● Given exercise: From the listing below, pull out all lines with "personas" in them.

● Records shown:
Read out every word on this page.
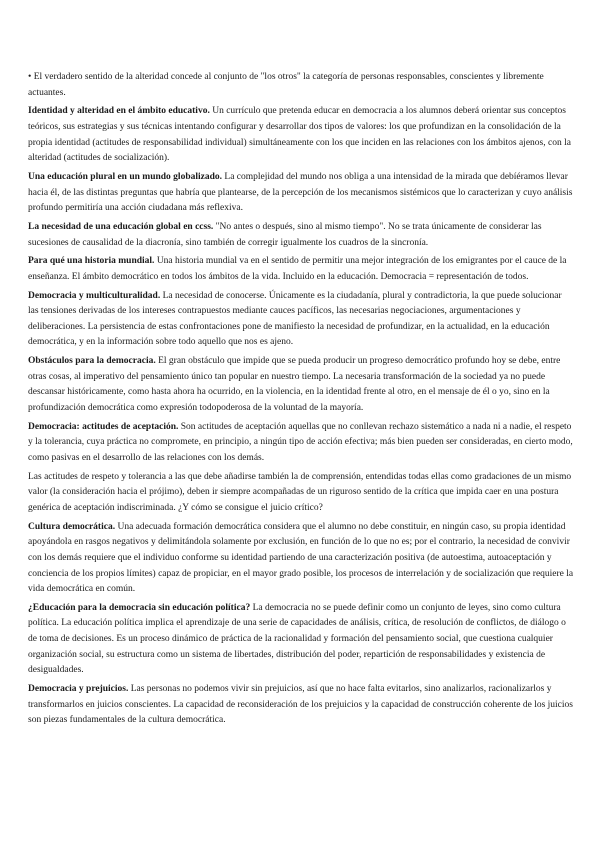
• El verdadero sentido de la alteridad concede al conjunto de "los otros" la categoría de personas responsables, conscientes y libremente actuantes.

Identidad y alteridad en el ámbito educativo. Un currículo que pretenda educar en democracia a los alumnos deberá orientar sus conceptos teóricos, sus estrategias y sus técnicas intentando configurar y desarrollar dos tipos de valores: los que profundizan en la consolidación de la propia identidad (actitudes de responsabilidad individual) simultáneamente con los que inciden en las relaciones con los ámbitos ajenos, con la alteridad (actitudes de socialización).

Una educación plural en un mundo globalizado. La complejidad del mundo nos obliga a una intensidad de la mirada que debíéramos llevar hacia él, de las distintas preguntas que habría que plantearse, de la percepción de los mecanismos sistémicos que lo caracterizan y cuyo análisis profundo permitiría una acción ciudadana más reflexiva.

La necesidad de una educación global en ccss. "No antes o después, sino al mismo tiempo". No se trata únicamente de considerar las sucesiones de causalidad de la diacronía, sino también de corregir igualmente los cuadros de la sincronía.

Para qué una historia mundial. Una historia mundial va en el sentido de permitir una mejor integración de los emigrantes por el cauce de la enseñanza. El ámbito democrático en todos los ámbitos de la vida. Incluido en la educación. Democracia = representación de todos.

Democracia y multiculturalidad. La necesidad de conocerse. Únicamente es la ciudadanía, plural y contradictoria, la que puede solucionar las tensiones derivadas de los intereses contrapuestos mediante cauces pacíficos, las necesarias negociaciones, argumentaciones y deliberaciones. La persistencia de estas confrontaciones pone de manifiesto la necesidad de profundizar, en la actualidad, en la educación democrática, y en la información sobre todo aquello que nos es ajeno.

Obstáculos para la democracia. El gran obstáculo que impide que se pueda producir un progreso democrático profundo hoy se debe, entre otras cosas, al imperativo del pensamiento único tan popular en nuestro tiempo. La necesaria transformación de la sociedad ya no puede descansar históricamente, como hasta ahora ha ocurrido, en la violencia, en la identidad frente al otro, en el mensaje de él o yo, sino en la profundización democrática como expresión todopoderosa de la voluntad de la mayoría.

Democracia: actitudes de aceptación. Son actitudes de aceptación aquellas que no conllevan rechazo sistemático a nada ni a nadie, el respeto y la tolerancia, cuya práctica no compromete, en principio, a ningún tipo de acción efectiva; más bien pueden ser consideradas, en cierto modo, como pasivas en el desarrollo de las relaciones con los demás.

Las actitudes de respeto y tolerancia a las que debe añadirse también la de comprensión, entendidas todas ellas como gradaciones de un mismo valor (la consideración hacia el prójimo), deben ir siempre acompañadas de un riguroso sentido de la crítica que impida caer en una postura genérica de aceptación indiscriminada. ¿Y cómo se consigue el juicio crítico?

Cultura democrática. Una adecuada formación democrática considera que el alumno no debe constituir, en ningún caso, su propia identidad apoyándola en rasgos negativos y delimitándola solamente por exclusión, en función de lo que no es; por el contrario, la necesidad de convivir con los demás requiere que el individuo conforme su identidad partiendo de una caracterización positiva (de autoestima, autoaceptación y conciencia de los propios límites) capaz de propiciar, en el mayor grado posible, los procesos de interrelación y de socialización que requiere la vida democrática en común.

¿Educación para la democracia sin educación política? La democracia no se puede definir como un conjunto de leyes, sino como cultura política. La educación política implica el aprendizaje de una serie de capacidades de análisis, crítica, de resolución de conflictos, de diálogo o de toma de decisiones. Es un proceso dinámico de práctica de la racionalidad y formación del pensamiento social, que cuestiona cualquier organización social, su estructura como un sistema de libertades, distribución del poder, repartición de responsabilidades y existencia de desigualdades.

Democracia y prejuicios. Las personas no podemos vivir sin prejuicios, así que no hace falta evitarlos, sino analizarlos, racionalizarlos y transformarlos en juicios conscientes. La capacidad de reconsideración de los prejuicios y la capacidad de construcción coherente de los juicios son piezas fundamentales de la cultura democrática.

● Finished answer:
• El verdadero sentido de la alteridad concede al conjunto de "los otros" la categoría de personas responsables, conscientes y libremente actuantes.
Democracia y prejuicios. Las personas no podemos vivir sin prejuicios, así que no hace falta evitarlos, sino analizarlos, racionalizarlos y transformarlos en juicios conscientes. La capacidad de reconsideración de los prejuicios y la capacidad de construcción coherente de los juicios son piezas fundamentales de la cultura democrática.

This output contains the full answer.